▼

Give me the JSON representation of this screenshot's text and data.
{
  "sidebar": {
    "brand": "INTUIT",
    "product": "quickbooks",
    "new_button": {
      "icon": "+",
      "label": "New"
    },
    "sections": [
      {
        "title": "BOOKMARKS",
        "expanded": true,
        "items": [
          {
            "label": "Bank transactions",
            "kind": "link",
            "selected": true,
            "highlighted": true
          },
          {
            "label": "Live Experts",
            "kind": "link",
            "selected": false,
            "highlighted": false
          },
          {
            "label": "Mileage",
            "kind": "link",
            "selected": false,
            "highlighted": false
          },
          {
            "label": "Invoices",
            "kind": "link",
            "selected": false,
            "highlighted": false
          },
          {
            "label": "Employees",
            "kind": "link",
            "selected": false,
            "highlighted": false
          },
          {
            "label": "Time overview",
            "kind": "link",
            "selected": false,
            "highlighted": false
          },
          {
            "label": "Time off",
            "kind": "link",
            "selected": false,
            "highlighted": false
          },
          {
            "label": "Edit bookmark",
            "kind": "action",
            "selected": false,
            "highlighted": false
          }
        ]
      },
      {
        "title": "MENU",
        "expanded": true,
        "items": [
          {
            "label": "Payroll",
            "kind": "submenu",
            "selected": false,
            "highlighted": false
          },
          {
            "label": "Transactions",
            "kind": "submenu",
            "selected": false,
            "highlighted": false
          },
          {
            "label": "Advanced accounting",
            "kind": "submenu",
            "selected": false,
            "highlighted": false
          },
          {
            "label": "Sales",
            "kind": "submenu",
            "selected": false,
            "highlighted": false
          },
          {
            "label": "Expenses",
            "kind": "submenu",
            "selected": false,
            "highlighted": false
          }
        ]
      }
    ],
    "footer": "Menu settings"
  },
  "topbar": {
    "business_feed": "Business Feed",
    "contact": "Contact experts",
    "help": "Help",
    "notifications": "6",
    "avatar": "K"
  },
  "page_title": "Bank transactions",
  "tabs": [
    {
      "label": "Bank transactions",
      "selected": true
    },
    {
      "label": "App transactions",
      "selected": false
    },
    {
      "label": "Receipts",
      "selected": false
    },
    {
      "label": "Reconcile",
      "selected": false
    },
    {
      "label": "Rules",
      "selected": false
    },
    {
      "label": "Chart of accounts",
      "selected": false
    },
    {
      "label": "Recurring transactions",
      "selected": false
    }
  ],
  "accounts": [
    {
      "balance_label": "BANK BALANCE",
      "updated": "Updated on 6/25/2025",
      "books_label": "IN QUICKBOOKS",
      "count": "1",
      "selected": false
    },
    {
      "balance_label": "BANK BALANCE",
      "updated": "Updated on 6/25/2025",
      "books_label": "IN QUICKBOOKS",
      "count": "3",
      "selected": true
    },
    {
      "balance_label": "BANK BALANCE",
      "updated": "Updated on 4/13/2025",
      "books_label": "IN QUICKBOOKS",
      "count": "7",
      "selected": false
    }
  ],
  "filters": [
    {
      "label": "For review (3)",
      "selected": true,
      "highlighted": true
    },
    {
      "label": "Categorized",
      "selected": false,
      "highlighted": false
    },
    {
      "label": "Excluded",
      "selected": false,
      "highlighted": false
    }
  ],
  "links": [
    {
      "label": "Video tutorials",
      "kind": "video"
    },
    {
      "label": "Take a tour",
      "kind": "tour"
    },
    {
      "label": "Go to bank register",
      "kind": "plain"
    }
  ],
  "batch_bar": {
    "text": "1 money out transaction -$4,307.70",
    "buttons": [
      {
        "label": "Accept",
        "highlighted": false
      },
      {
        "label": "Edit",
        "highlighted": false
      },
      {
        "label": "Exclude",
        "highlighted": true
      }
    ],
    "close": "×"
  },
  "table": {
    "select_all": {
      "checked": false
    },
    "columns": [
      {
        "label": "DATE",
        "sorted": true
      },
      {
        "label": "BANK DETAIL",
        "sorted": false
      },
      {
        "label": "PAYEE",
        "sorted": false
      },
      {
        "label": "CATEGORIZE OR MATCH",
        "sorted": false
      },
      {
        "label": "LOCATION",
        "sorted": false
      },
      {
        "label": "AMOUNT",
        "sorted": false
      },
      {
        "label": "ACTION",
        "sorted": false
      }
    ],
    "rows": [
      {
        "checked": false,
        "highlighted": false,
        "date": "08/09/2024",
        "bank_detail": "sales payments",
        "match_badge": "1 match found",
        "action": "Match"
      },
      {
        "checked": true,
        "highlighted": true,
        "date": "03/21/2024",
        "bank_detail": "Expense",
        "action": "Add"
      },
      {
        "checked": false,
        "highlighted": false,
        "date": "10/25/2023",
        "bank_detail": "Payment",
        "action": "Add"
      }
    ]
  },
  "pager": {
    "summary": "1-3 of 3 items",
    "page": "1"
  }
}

▲

• [Task objective]:
Give the entries once more, exactly as they appear.

• [Result]:
Give me the JSON representation of this screenshot's text and data.
{
  "sidebar": {
    "brand": "INTUIT",
    "product": "quickbooks",
    "new_button": {
      "icon": "+",
      "label": "New"
    },
    "sections": [
      {
        "title": "BOOKMARKS",
        "expanded": true,
        "items": [
          {
            "label": "Bank transactions",
            "kind": "link",
            "selected": true,
            "highlighted": true
          },
          {
            "label": "Live Experts",
            "kind": "link",
            "selected": false,
            "highlighted": false
          },
          {
            "label": "Mileage",
            "kind": "link",
            "selected": false,
            "highlighted": false
          },
          {
            "label": "Invoices",
            "kind": "link",
            "selected": false,
            "highlighted": false
          },
          {
            "label": "Employees",
            "kind": "link",
            "selected": false,
            "highlighted": false
          },
          {
            "label": "Time overview",
            "kind": "link",
            "selected": false,
            "highlighted": false
          },
          {
            "label": "Time off",
            "kind": "link",
            "selected": false,
            "highlighted": false
          },
          {
            "label": "Edit bookmark",
            "kind": "action",
            "selected": false,
            "highlighted": false
          }
        ]
      },
      {
        "title": "MENU",
        "expanded": true,
        "items": [
          {
            "label": "Payroll",
            "kind": "submenu",
            "selected": false,
            "highlighted": false
          },
          {
            "label": "Transactions",
            "kind": "submenu",
            "selected": false,
            "highlighted": false
          },
          {
            "label": "Advanced accounting",
            "kind": "submenu",
            "selected": false,
            "highlighted": false
          },
          {
            "label": "Sales",
            "kind": "submenu",
            "selected": false,
            "highlighted": false
          },
          {
            "label": "Expenses",
            "kind": "submenu",
            "selected": false,
            "highlighted": false
          }
        ]
      }
    ],
    "footer": "Menu settings"
  },
  "topbar": {
    "business_feed": "Business Feed",
    "contact": "Contact experts",
    "help": "Help",
    "notifications": "6",
    "avatar": "K"
  },
  "page_title": "Bank transactions",
  "tabs": [
    {
      "label": "Bank transactions",
      "selected": true
    },
    {
      "label": "App transactions",
      "selected": false
    },
    {
      "label": "Receipts",
      "selected": false
    },
    {
      "label": "Reconcile",
      "selected": false
    },
    {
      "label": "Rules",
      "selected": false
    },
    {
      "label": "Chart of accounts",
      "selected": false
    },
    {
      "label": "Recurring transactions",
      "selected": false
    }
  ],
  "accounts": [
    {
      "balance_label": "BANK BALANCE",
      "updated": "Updated on 6/25/2025",
      "books_label": "IN QUICKBOOKS",
      "count": "1",
      "selected": false
    },
    {
      "balance_label": "BANK BALANCE",
      "updated": "Updated on 6/25/2025",
      "books_label": "IN QUICKBOOKS",
      "count": "3",
      "selected": true
    },
    {
      "balance_label": "BANK BALANCE",
      "updated": "Updated on 4/13/2025",
      "books_label": "IN QUICKBOOKS",
      "count": "7",
      "selected": false
    }
  ],
  "filters": [
    {
      "label": "For review (3)",
      "selected": true,
      "highlighted": true
    },
    {
      "label": "Categorized",
      "selected": false,
      "highlighted": false
    },
    {
      "label": "Excluded",
      "selected": false,
      "highlighted": false
    }
  ],
  "links": [
    {
      "label": "Video tutorials",
      "kind": "video"
    },
    {
      "label": "Take a tour",
      "kind": "tour"
    },
    {
      "label": "Go to bank register",
      "kind": "plain"
    }
  ],
  "batch_bar": {
    "text": "1 money out transaction -$4,307.70",
    "buttons": [
      {
        "label": "Accept",
        "highlighted": false
      },
      {
        "label": "Edit",
        "highlighted": false
      },
      {
        "label": "Exclude",
        "highlighted": true
      }
    ],
    "close": "×"
  },
  "table": {
    "select_all": {
      "checked": false
    },
    "columns": [
      {
        "label": "DATE",
        "sorted": true
      },
      {
        "label": "BANK DETAIL",
        "sorted": false
      },
      {
        "label": "PAYEE",
        "sorted": false
      },
      {
        "label": "CATEGORIZE OR MATCH",
        "sorted": false
      },
      {
        "label": "LOCATION",
        "sorted": false
      },
      {
        "label": "AMOUNT",
        "sorted": false
      },
      {
        "label": "ACTION",
        "sorted": false
      }
    ],
    "rows": [
      {
        "checked": false,
        "highlighted": false,
        "date": "08/09/2024",
        "bank_detail": "sales payments",
        "match_badge": "1 match found",
        "action": "Match"
      },
      {
        "checked": true,
        "highlighted": true,
        "date": "03/21/2024",
        "bank_detail": "Expense",
        "action": "Add"
      },
      {
        "checked": false,
        "highlighted": false,
        "date": "10/25/2023",
        "bank_detail": "Payment",
        "action": "Add"
      }
    ]
  },
  "pager": {
    "summary": "1-3 of 3 items",
    "page": "1"
  }
}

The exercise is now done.